> [Stated exercise]
Repeat the entries below exactly as they appear, with no pictures.

··· Input rows

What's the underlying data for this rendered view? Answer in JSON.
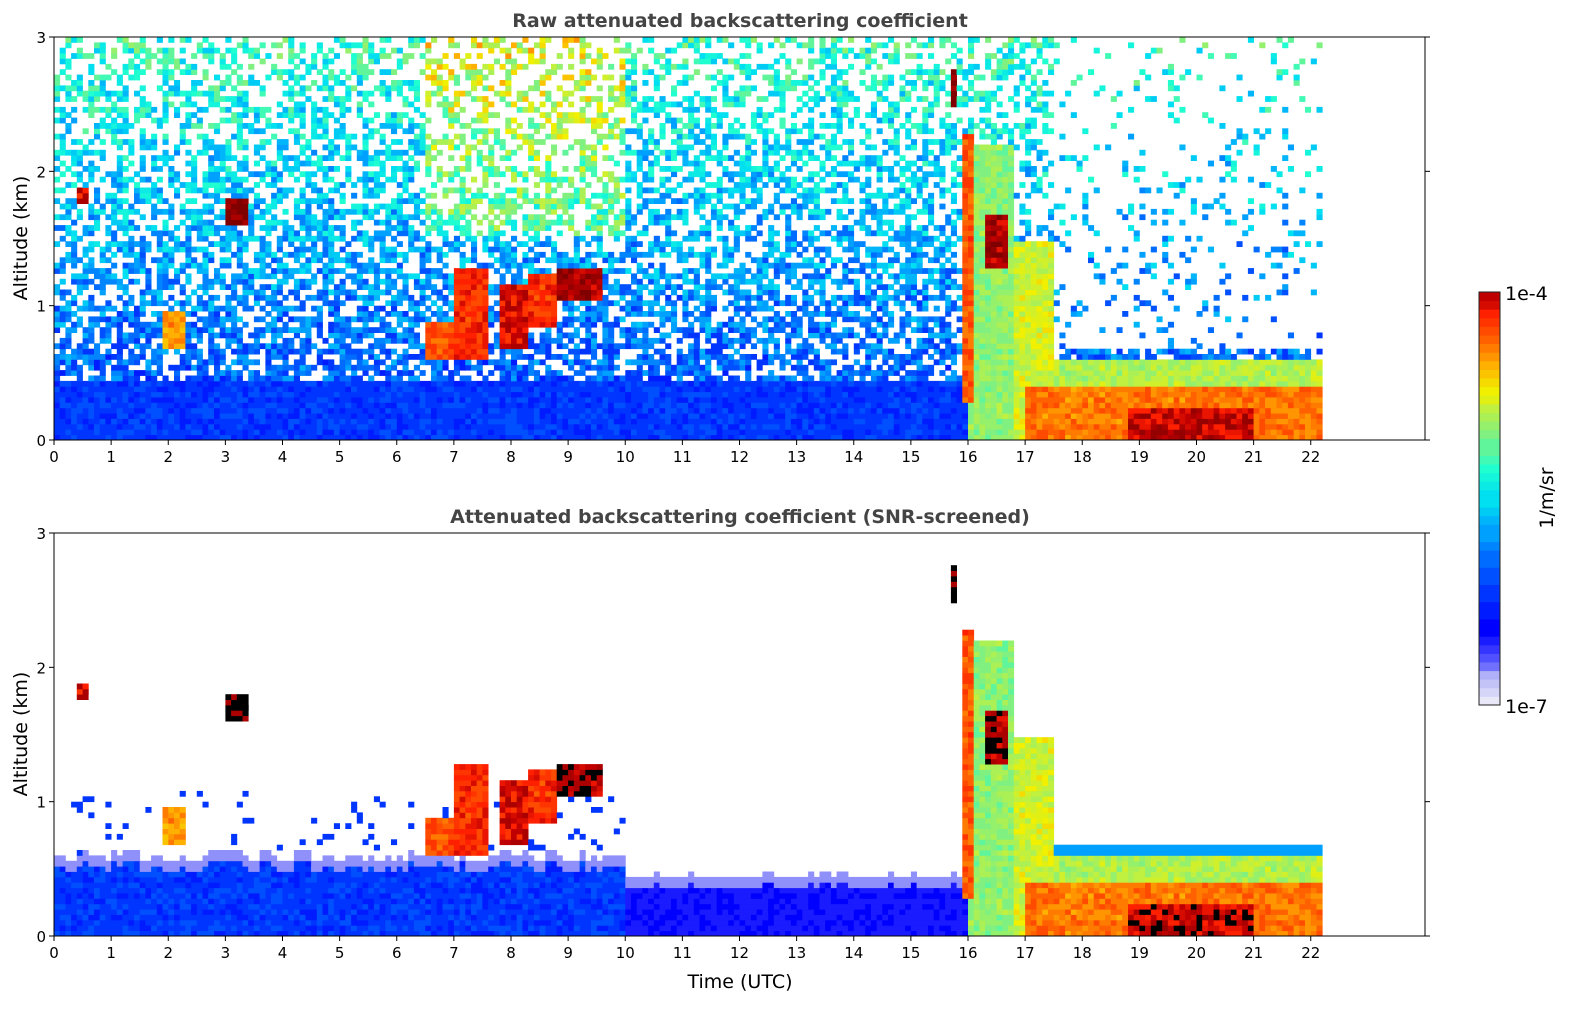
{
  "chart_data": [
    {
      "type": "heatmap",
      "id": "raw",
      "title": "Raw attenuated backscattering coefficient",
      "xlabel": "",
      "ylabel": "Altitude (km)",
      "xlim": [
        0,
        24
      ],
      "ylim": [
        0,
        3
      ],
      "xticks": [
        0,
        1,
        2,
        3,
        4,
        5,
        6,
        7,
        8,
        9,
        10,
        11,
        12,
        13,
        14,
        15,
        16,
        17,
        18,
        19,
        20,
        21,
        22
      ],
      "yticks": [
        0,
        1,
        2,
        3
      ],
      "data_end_time": 22.2,
      "noise": true,
      "screened": false
    },
    {
      "type": "heatmap",
      "id": "screened",
      "title": "Attenuated backscattering coefficient (SNR-screened)",
      "xlabel": "Time (UTC)",
      "ylabel": "Altitude (km)",
      "xlim": [
        0,
        24
      ],
      "ylim": [
        0,
        3
      ],
      "xticks": [
        0,
        1,
        2,
        3,
        4,
        5,
        6,
        7,
        8,
        9,
        10,
        11,
        12,
        13,
        14,
        15,
        16,
        17,
        18,
        19,
        20,
        21,
        22
      ],
      "yticks": [
        0,
        1,
        2,
        3
      ],
      "data_end_time": 22.2,
      "noise": false,
      "screened": true
    }
  ],
  "features_log10": [
    {
      "t": [
        0.45,
        0.6
      ],
      "z": [
        1.75,
        1.9
      ],
      "v": -4.1
    },
    {
      "t": [
        1.9,
        2.3
      ],
      "z": [
        0.7,
        0.95
      ],
      "v": -4.5
    },
    {
      "t": [
        3.05,
        3.45
      ],
      "z": [
        1.6,
        1.82
      ],
      "v": -3.9
    },
    {
      "t": [
        6.5,
        7.0
      ],
      "z": [
        0.6,
        0.9
      ],
      "v": -4.3
    },
    {
      "t": [
        7.0,
        7.6
      ],
      "z": [
        0.6,
        1.3
      ],
      "v": -4.2
    },
    {
      "t": [
        7.8,
        8.3
      ],
      "z": [
        0.7,
        1.15
      ],
      "v": -4.1
    },
    {
      "t": [
        8.3,
        8.8
      ],
      "z": [
        0.85,
        1.25
      ],
      "v": -4.2
    },
    {
      "t": [
        8.8,
        9.6
      ],
      "z": [
        1.05,
        1.3
      ],
      "v": -4.0
    },
    {
      "t": [
        15.7,
        15.85
      ],
      "z": [
        2.5,
        2.75
      ],
      "v": -3.9
    },
    {
      "t": [
        16.0,
        16.8
      ],
      "z": [
        0.0,
        2.2
      ],
      "v": -5.0
    },
    {
      "t": [
        15.9,
        16.1
      ],
      "z": [
        0.3,
        2.3
      ],
      "v": -4.3
    },
    {
      "t": [
        16.3,
        16.7
      ],
      "z": [
        1.3,
        1.7
      ],
      "v": -4.0
    },
    {
      "t": [
        16.8,
        17.5
      ],
      "z": [
        0.0,
        1.5
      ],
      "v": -4.8
    },
    {
      "t": [
        17.0,
        22.2
      ],
      "z": [
        0.0,
        0.6
      ],
      "v": -4.9
    },
    {
      "t": [
        17.0,
        22.2
      ],
      "z": [
        0.0,
        0.4
      ],
      "v": -4.4
    },
    {
      "t": [
        18.8,
        21.0
      ],
      "z": [
        0.0,
        0.25
      ],
      "v": -4.05
    }
  ],
  "colorbar": {
    "label": "1/m/sr",
    "max_label": "1e-4",
    "min_label": "1e-7",
    "log10_range": [
      -7,
      -4
    ],
    "stops": [
      [
        -7.0,
        "#e8e8f8"
      ],
      [
        -6.8,
        "#b0b0f8"
      ],
      [
        -6.65,
        "#5050ff"
      ],
      [
        -6.45,
        "#0000ff"
      ],
      [
        -6.05,
        "#0050ff"
      ],
      [
        -5.75,
        "#00a0ff"
      ],
      [
        -5.5,
        "#00e0f0"
      ],
      [
        -5.3,
        "#20ffd0"
      ],
      [
        -5.05,
        "#80f080"
      ],
      [
        -4.85,
        "#c0f040"
      ],
      [
        -4.72,
        "#f0f000"
      ],
      [
        -4.55,
        "#ffb000"
      ],
      [
        -4.35,
        "#ff6000"
      ],
      [
        -4.15,
        "#ff2000"
      ],
      [
        -4.05,
        "#c00000"
      ],
      [
        -3.9,
        "#800000"
      ]
    ],
    "screened_saturation_color": "#000000"
  }
}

······

> [Output of the exercise]
What's the underlying data for this rendered view? Answer in JSON.
{
  "chart_data": [
    {
      "type": "heatmap",
      "id": "raw",
      "title": "Raw attenuated backscattering coefficient",
      "xlabel": "",
      "ylabel": "Altitude (km)",
      "xlim": [
        0,
        24
      ],
      "ylim": [
        0,
        3
      ],
      "xticks": [
        0,
        1,
        2,
        3,
        4,
        5,
        6,
        7,
        8,
        9,
        10,
        11,
        12,
        13,
        14,
        15,
        16,
        17,
        18,
        19,
        20,
        21,
        22
      ],
      "yticks": [
        0,
        1,
        2,
        3
      ],
      "data_end_time": 22.2,
      "noise": true,
      "screened": false
    },
    {
      "type": "heatmap",
      "id": "screened",
      "title": "Attenuated backscattering coefficient (SNR-screened)",
      "xlabel": "Time (UTC)",
      "ylabel": "Altitude (km)",
      "xlim": [
        0,
        24
      ],
      "ylim": [
        0,
        3
      ],
      "xticks": [
        0,
        1,
        2,
        3,
        4,
        5,
        6,
        7,
        8,
        9,
        10,
        11,
        12,
        13,
        14,
        15,
        16,
        17,
        18,
        19,
        20,
        21,
        22
      ],
      "yticks": [
        0,
        1,
        2,
        3
      ],
      "data_end_time": 22.2,
      "noise": false,
      "screened": true
    }
  ],
  "features_log10": [
    {
      "t": [
        0.45,
        0.6
      ],
      "z": [
        1.75,
        1.9
      ],
      "v": -4.1
    },
    {
      "t": [
        1.9,
        2.3
      ],
      "z": [
        0.7,
        0.95
      ],
      "v": -4.5
    },
    {
      "t": [
        3.05,
        3.45
      ],
      "z": [
        1.6,
        1.82
      ],
      "v": -3.9
    },
    {
      "t": [
        6.5,
        7.0
      ],
      "z": [
        0.6,
        0.9
      ],
      "v": -4.3
    },
    {
      "t": [
        7.0,
        7.6
      ],
      "z": [
        0.6,
        1.3
      ],
      "v": -4.2
    },
    {
      "t": [
        7.8,
        8.3
      ],
      "z": [
        0.7,
        1.15
      ],
      "v": -4.1
    },
    {
      "t": [
        8.3,
        8.8
      ],
      "z": [
        0.85,
        1.25
      ],
      "v": -4.2
    },
    {
      "t": [
        8.8,
        9.6
      ],
      "z": [
        1.05,
        1.3
      ],
      "v": -4.0
    },
    {
      "t": [
        15.7,
        15.85
      ],
      "z": [
        2.5,
        2.75
      ],
      "v": -3.9
    },
    {
      "t": [
        16.0,
        16.8
      ],
      "z": [
        0.0,
        2.2
      ],
      "v": -5.0
    },
    {
      "t": [
        15.9,
        16.1
      ],
      "z": [
        0.3,
        2.3
      ],
      "v": -4.3
    },
    {
      "t": [
        16.3,
        16.7
      ],
      "z": [
        1.3,
        1.7
      ],
      "v": -4.0
    },
    {
      "t": [
        16.8,
        17.5
      ],
      "z": [
        0.0,
        1.5
      ],
      "v": -4.8
    },
    {
      "t": [
        17.0,
        22.2
      ],
      "z": [
        0.0,
        0.6
      ],
      "v": -4.9
    },
    {
      "t": [
        17.0,
        22.2
      ],
      "z": [
        0.0,
        0.4
      ],
      "v": -4.4
    },
    {
      "t": [
        18.8,
        21.0
      ],
      "z": [
        0.0,
        0.25
      ],
      "v": -4.05
    }
  ],
  "colorbar": {
    "label": "1/m/sr",
    "max_label": "1e-4",
    "min_label": "1e-7",
    "log10_range": [
      -7,
      -4
    ],
    "stops": [
      [
        -7.0,
        "#e8e8f8"
      ],
      [
        -6.8,
        "#b0b0f8"
      ],
      [
        -6.65,
        "#5050ff"
      ],
      [
        -6.45,
        "#0000ff"
      ],
      [
        -6.05,
        "#0050ff"
      ],
      [
        -5.75,
        "#00a0ff"
      ],
      [
        -5.5,
        "#00e0f0"
      ],
      [
        -5.3,
        "#20ffd0"
      ],
      [
        -5.05,
        "#80f080"
      ],
      [
        -4.85,
        "#c0f040"
      ],
      [
        -4.72,
        "#f0f000"
      ],
      [
        -4.55,
        "#ffb000"
      ],
      [
        -4.35,
        "#ff6000"
      ],
      [
        -4.15,
        "#ff2000"
      ],
      [
        -4.05,
        "#c00000"
      ],
      [
        -3.9,
        "#800000"
      ]
    ],
    "screened_saturation_color": "#000000"
  }
}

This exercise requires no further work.